• **PROBLEM REQUIREMENTS**: Each line containing the word "Strategic" must be reported.

• **INFORMATION SHOWN**:

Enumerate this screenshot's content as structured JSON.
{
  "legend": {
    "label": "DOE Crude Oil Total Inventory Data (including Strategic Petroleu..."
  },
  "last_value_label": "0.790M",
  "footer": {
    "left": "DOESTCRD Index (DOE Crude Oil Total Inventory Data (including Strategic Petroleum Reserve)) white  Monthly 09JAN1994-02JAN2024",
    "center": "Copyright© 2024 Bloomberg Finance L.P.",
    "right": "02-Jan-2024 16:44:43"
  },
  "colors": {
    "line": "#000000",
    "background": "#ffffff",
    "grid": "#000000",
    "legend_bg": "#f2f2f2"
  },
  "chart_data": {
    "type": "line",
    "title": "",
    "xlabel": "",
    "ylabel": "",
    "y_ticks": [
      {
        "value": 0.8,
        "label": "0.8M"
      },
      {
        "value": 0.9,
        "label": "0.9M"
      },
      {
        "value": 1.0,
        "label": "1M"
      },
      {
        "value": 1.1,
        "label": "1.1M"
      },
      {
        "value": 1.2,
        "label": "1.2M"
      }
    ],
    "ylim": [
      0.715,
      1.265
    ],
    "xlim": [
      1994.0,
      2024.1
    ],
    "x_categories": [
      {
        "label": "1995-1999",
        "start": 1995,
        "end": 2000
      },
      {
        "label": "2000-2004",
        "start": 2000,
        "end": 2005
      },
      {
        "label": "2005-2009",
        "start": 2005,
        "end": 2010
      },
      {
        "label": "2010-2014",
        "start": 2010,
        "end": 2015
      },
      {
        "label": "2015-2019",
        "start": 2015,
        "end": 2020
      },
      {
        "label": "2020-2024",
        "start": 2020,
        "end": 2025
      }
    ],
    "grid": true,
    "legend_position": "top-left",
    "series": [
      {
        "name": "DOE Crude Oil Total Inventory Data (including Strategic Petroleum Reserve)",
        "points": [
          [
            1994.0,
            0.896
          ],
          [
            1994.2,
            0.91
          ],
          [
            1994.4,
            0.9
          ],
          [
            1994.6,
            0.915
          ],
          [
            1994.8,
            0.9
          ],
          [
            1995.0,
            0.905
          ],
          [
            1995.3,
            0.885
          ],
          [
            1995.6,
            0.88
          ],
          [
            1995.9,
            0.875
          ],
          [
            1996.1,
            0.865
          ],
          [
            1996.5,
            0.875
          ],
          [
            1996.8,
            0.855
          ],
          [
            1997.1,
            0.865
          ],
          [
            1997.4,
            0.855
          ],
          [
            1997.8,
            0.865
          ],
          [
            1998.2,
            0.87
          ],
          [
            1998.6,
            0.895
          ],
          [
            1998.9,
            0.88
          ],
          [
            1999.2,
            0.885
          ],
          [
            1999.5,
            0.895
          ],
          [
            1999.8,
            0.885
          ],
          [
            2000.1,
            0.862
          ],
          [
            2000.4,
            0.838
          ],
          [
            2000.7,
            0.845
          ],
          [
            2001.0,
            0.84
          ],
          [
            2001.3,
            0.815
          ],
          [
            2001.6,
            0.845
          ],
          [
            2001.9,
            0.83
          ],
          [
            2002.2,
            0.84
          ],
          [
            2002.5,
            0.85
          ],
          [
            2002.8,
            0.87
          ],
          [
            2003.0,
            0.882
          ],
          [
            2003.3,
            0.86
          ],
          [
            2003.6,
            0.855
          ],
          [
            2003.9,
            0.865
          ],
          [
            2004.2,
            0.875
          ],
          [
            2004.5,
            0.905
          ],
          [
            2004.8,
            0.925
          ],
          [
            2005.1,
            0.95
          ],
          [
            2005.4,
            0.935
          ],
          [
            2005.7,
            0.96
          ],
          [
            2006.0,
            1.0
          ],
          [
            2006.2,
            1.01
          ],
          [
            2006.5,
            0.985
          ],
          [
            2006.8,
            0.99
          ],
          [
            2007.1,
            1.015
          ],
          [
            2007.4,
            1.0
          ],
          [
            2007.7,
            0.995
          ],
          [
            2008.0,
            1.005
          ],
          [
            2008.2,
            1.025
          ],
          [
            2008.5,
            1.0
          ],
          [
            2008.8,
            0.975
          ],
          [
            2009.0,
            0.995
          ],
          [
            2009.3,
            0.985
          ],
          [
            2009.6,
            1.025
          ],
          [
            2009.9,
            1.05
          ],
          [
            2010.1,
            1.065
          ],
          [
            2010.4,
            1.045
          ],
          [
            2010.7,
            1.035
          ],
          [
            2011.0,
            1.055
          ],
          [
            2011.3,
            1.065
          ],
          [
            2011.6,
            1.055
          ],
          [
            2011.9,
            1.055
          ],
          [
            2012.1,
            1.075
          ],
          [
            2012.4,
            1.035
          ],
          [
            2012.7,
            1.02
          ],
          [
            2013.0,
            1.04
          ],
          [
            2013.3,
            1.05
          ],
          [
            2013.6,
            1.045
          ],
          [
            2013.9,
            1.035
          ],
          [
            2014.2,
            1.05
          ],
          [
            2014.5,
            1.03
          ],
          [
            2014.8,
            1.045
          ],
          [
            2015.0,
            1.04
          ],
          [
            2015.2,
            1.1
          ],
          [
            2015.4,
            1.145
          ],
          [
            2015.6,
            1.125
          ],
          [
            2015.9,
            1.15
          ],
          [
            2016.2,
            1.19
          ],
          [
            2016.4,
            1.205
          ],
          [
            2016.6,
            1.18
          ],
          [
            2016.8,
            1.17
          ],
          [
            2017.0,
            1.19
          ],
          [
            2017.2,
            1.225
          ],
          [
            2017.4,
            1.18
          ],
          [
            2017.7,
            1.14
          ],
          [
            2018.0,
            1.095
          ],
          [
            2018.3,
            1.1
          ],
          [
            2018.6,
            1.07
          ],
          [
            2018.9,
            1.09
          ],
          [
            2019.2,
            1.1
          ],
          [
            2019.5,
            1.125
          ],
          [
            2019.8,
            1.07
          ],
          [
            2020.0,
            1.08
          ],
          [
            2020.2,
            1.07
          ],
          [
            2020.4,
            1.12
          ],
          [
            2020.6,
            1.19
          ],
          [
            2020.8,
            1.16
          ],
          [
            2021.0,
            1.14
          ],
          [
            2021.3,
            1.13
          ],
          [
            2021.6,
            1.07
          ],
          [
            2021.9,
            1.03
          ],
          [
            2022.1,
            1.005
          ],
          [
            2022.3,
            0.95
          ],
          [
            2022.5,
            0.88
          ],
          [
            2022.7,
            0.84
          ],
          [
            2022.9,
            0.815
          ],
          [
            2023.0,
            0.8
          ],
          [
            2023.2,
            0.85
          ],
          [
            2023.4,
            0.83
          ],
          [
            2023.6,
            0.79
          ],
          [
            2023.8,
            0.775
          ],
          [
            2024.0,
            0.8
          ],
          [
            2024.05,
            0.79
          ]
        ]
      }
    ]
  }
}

• **EXPECTED ANSWER**:
    "label": "DOE Crude Oil Total Inventory Data (including Strategic Petroleu..."
    "left": "DOESTCRD Index (DOE Crude Oil Total Inventory Data (including Strategic Petroleum Reserve)) white  Monthly 09JAN1994-02JAN2024",
        "name": "DOE Crude Oil Total Inventory Data (including Strategic Petroleum Reserve)",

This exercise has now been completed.